● INSTRUCTIONS TO FOLLOW
Decide whether each statement below agrees with the text on the Association for Feminist Anthropology, answering yes or no and quoting the words of the text that settle it. (a) The association was founded in Phoenix, Arizona. (b) Feminist anthropology was formally recognized as a subdiscipline of anthropology in the 1980s. (c) The association was established by a narrow majority vote.

● SOURCE TEXT
◇ ◇ ◇ ◇ ◇ ◇ ◇
Association for Feminist Anthropology
- Abbreviation: AFA
- Formation: 1988; 38 years ago
- Founded at: Phoenix, Arizona
- Region served: United States of America
- Leader: Carla Jones
- President-Elect: Jennifer Wies
- Parent organization: American Anthropological Association
- Website: http://afa.americananthro.org/

= The Association for Feminist Anthropology =

Feminist anthropology organization

The Association for Feminist Anthropology (AFA), a section of the American Anthropological Association, is an American professional organization founded in 1988 to support the development of feminist analytic perspective in all areas of anthropology.

==History==
Feminist anthropology is an integrative approach to anthropology, combining the fields of biology, culture, linguistics and archaeology. The discipline originated in the 1970s and developed from two earlier phases: the anthropology of women and the anthropology of gender. Feminist anthropology was formally recognized as a subdiscipline of anthropology in the late 1970s.

The history of the Association for Feminist Anthropology began in 1988, when a group of American anthropologists met in Phoenix, Arizona with the goal of establishing, "in the beginning, an 'anthropology of women' and later, a feminist and gendered anthropology to the discipline". The organization's founding leaders are: Naomi Quinn, Carole Hill, Sylvia Forman, Rayna Rapp and Louise Lamphere. The group
recognized the need for anthropologists who studied subjects of gender and gender equality, to have their own professional space within anthropology. The Association for Feminist Anthropology (AFA) was formally established by unanimous vote in the 1988 meeting, and formally approved as a section of the American Anthropological Association, soon afterward.
◇ ◇ ◇ ◇ ◇ ◇ ◇
● SOURCE MATERIAL
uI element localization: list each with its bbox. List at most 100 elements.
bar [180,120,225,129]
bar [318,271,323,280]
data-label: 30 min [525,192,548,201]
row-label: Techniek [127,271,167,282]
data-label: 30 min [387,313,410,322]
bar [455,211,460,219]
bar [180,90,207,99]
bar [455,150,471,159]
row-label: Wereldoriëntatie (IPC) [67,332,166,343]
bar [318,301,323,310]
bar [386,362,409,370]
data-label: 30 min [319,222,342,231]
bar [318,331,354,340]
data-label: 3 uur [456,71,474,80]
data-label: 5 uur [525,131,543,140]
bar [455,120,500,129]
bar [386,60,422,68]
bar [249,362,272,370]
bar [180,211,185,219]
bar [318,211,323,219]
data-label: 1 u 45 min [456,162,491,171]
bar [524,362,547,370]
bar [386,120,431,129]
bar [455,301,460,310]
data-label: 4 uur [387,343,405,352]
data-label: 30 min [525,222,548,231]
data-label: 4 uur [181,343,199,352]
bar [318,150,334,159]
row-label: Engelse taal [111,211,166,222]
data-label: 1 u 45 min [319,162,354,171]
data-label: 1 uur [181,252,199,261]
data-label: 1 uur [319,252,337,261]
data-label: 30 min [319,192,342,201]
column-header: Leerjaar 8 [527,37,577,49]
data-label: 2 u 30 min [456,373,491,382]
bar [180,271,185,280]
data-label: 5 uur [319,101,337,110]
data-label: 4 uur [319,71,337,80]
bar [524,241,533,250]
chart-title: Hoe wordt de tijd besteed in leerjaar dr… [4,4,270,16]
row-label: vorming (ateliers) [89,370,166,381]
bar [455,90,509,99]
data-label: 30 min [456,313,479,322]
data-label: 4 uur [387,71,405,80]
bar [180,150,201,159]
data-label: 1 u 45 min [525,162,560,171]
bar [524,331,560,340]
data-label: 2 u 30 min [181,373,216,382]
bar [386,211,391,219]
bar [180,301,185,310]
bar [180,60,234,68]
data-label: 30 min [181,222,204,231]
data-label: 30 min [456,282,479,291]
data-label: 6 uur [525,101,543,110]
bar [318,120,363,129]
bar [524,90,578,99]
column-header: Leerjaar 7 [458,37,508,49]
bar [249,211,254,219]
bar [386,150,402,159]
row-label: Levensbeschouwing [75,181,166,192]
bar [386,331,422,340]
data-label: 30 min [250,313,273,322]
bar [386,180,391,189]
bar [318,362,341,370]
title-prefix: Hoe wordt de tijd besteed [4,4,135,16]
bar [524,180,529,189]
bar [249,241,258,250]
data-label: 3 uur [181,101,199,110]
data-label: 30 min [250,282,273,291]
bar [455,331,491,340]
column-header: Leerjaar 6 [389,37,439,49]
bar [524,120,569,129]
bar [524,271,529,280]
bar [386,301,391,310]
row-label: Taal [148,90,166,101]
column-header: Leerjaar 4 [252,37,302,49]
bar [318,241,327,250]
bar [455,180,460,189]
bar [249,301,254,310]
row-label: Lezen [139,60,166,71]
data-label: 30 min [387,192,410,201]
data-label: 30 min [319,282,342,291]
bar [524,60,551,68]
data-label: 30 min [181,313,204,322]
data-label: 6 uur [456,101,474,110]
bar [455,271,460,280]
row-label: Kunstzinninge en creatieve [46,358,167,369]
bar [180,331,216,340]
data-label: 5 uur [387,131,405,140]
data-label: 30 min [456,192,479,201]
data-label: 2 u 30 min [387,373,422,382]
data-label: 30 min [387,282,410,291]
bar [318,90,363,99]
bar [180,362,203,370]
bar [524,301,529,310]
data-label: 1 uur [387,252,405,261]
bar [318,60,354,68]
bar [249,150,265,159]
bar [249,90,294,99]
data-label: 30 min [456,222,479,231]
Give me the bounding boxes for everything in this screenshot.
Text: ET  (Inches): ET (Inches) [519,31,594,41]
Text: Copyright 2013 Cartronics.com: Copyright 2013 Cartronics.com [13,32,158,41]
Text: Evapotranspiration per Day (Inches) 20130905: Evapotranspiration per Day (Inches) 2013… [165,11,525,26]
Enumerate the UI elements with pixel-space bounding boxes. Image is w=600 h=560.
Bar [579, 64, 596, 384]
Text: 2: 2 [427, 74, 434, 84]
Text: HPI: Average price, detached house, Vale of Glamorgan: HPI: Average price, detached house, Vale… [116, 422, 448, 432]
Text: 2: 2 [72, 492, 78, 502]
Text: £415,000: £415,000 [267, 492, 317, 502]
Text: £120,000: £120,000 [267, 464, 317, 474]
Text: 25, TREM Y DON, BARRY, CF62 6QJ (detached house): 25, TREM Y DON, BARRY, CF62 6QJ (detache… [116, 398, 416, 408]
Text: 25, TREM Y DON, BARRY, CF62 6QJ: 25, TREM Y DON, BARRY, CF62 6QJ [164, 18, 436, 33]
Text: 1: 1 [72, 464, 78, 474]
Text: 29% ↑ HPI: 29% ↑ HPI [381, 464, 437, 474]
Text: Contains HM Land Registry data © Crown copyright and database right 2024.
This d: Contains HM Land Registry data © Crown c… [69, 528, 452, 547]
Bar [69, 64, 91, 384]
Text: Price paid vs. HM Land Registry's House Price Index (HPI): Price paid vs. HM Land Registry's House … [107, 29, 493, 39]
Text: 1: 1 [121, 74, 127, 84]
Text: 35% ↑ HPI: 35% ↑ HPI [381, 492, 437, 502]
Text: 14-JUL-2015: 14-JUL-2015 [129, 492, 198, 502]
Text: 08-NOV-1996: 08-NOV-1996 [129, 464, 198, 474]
◇ ◇ ◇ ◇ ◇ ◇ ◇
● RESULT OF THIS EXERCISE
(a) Yes: "a group of American anthropologists met in Phoenix, Arizona"
(b) No: "Feminist anthropology was formally recognized as a subdiscipline of anthropology in the late 1970s."
(c) No: "was formally established by unanimous vote in the 1988 meeting"